Consignes —
1. D'après le passage sur le livre « Notre ami Bouteflika », dans quel but la liste des journalistes et écrivains contributeurs est-elle donnée ? Répondez en une à trois phrases.
2. Répondez brièvement à ces questions sur le passage consacré au livre « Notre ami Bouteflika » :
(a) Combien de journalistes et écrivains ont fourni des textes pour le livre ?
(b) Quelle association Djilali Hadjadj préside-t-il ?
(c) Selon M. Benchicou, depuis quelle année le pouvoir illégitime dure-t-il ?
3. Prolongez le passage sur le livre « Notre ami Bouteflika » à la suite de la dernière réplique de M. Benchicou.

Passage à examiner —

──────────

Mon autre livre sorti tout récemment s’appelle “Notre ami Bouteflika”. Il contient des textes d’une dizaine de journalistes et écrivains algériens de renom, parmi lesquels Abdelaziz Rahabi, ancien ministre de la Culture et de la Communication, ancien ambassadeur, Djilali Hadjadj, président de l’Association de Lutte contre la Corruption en Algérie, Ali Yahia Abdenour, président de la Ligue des Droits de l’Homme. C’est pour vous dire qu’on continue à écrire malgré tout ce qu’ils nous ont fait.
Ce livre est un vrai portrait à charge contre Bouteflika…
M. Benchicou: Le malheur est que Bouteflika se vante d’être à la tête d’un régime moderne et démocratique, alors que c’est un pouvoir illégitime qui dure depuis 1962.

──────────

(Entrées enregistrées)

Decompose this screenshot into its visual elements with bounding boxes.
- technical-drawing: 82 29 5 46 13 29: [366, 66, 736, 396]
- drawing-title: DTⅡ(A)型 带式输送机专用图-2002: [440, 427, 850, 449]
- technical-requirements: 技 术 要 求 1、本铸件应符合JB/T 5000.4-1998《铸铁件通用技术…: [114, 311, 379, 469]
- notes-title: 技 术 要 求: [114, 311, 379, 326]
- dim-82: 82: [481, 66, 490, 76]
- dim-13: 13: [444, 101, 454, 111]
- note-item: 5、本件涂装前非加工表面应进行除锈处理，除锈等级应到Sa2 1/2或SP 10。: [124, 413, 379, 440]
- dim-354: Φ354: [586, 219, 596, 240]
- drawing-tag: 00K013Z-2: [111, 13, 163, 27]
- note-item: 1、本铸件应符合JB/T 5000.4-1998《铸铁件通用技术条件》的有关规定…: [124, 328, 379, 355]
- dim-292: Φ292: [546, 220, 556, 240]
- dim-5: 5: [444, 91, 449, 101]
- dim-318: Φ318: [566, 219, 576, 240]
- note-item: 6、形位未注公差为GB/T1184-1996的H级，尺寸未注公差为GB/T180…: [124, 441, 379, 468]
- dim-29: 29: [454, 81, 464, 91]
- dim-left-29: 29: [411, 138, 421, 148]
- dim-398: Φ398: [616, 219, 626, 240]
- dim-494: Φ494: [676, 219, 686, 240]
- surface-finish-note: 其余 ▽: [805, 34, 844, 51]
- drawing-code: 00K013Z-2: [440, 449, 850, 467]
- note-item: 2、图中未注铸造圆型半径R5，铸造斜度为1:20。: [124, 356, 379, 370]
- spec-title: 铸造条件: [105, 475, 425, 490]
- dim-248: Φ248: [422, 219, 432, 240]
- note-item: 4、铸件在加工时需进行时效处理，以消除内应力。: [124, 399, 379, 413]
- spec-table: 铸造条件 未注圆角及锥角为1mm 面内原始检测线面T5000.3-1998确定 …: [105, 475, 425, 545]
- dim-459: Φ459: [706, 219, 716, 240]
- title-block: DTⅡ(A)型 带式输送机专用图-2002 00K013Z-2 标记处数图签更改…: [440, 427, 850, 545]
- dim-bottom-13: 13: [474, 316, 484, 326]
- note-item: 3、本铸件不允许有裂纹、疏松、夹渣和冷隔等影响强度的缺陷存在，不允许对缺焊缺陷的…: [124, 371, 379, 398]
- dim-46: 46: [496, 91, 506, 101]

──────────

Réponses par tâche —
1. La liste des contributeurs de renom, parmi lesquels Abdelaziz Rahabi, Djilali Hadjadj et Ali Yahia Abdenour, est donnée pour montrer que l'on continue à écrire malgré tout ce qui a été fait à ces auteurs.

2.
(a) Une dizaine.
(b) L'Association de Lutte contre la Corruption en Algérie.
(c) Depuis 1962.

3.
Je peux comprendre que dans des monarchies, comme le Maroc ou la Jordanie, il y a des règles de succession précises garanties par la constitution, mais une république avec le même personnel politique depuis l’indépendance, cela s’appelle un pouvoir confisqué.
Mais cette notion de “république monarchique” ne s’applique pas au seul président Bouteflika..
M. Benchicou: J’en conviens. Il y a une crise de démocratie dans l’ensemble du monde arabe, mais il faut que vous sachiez que Bouteflika détient la 3ème place dans le classement des dictateurs au monde. Avec le score qu’il a eu en 2009 (90,27% des voix favorables), il arrive juste après le dictateur de la Guinée équatoriale (97,1%) et le président du Kazakhistan (91%).
Ces chiffres grotesques qui sont une façon grossière de duper l’opinion internationale, montrent que le régime n’avait d’autre choix que de se reconduire par la force contre la société.
Peut-être chercherait-il par la falsification des chiffres à s’inventer une base soilde de popularité et de légitimité?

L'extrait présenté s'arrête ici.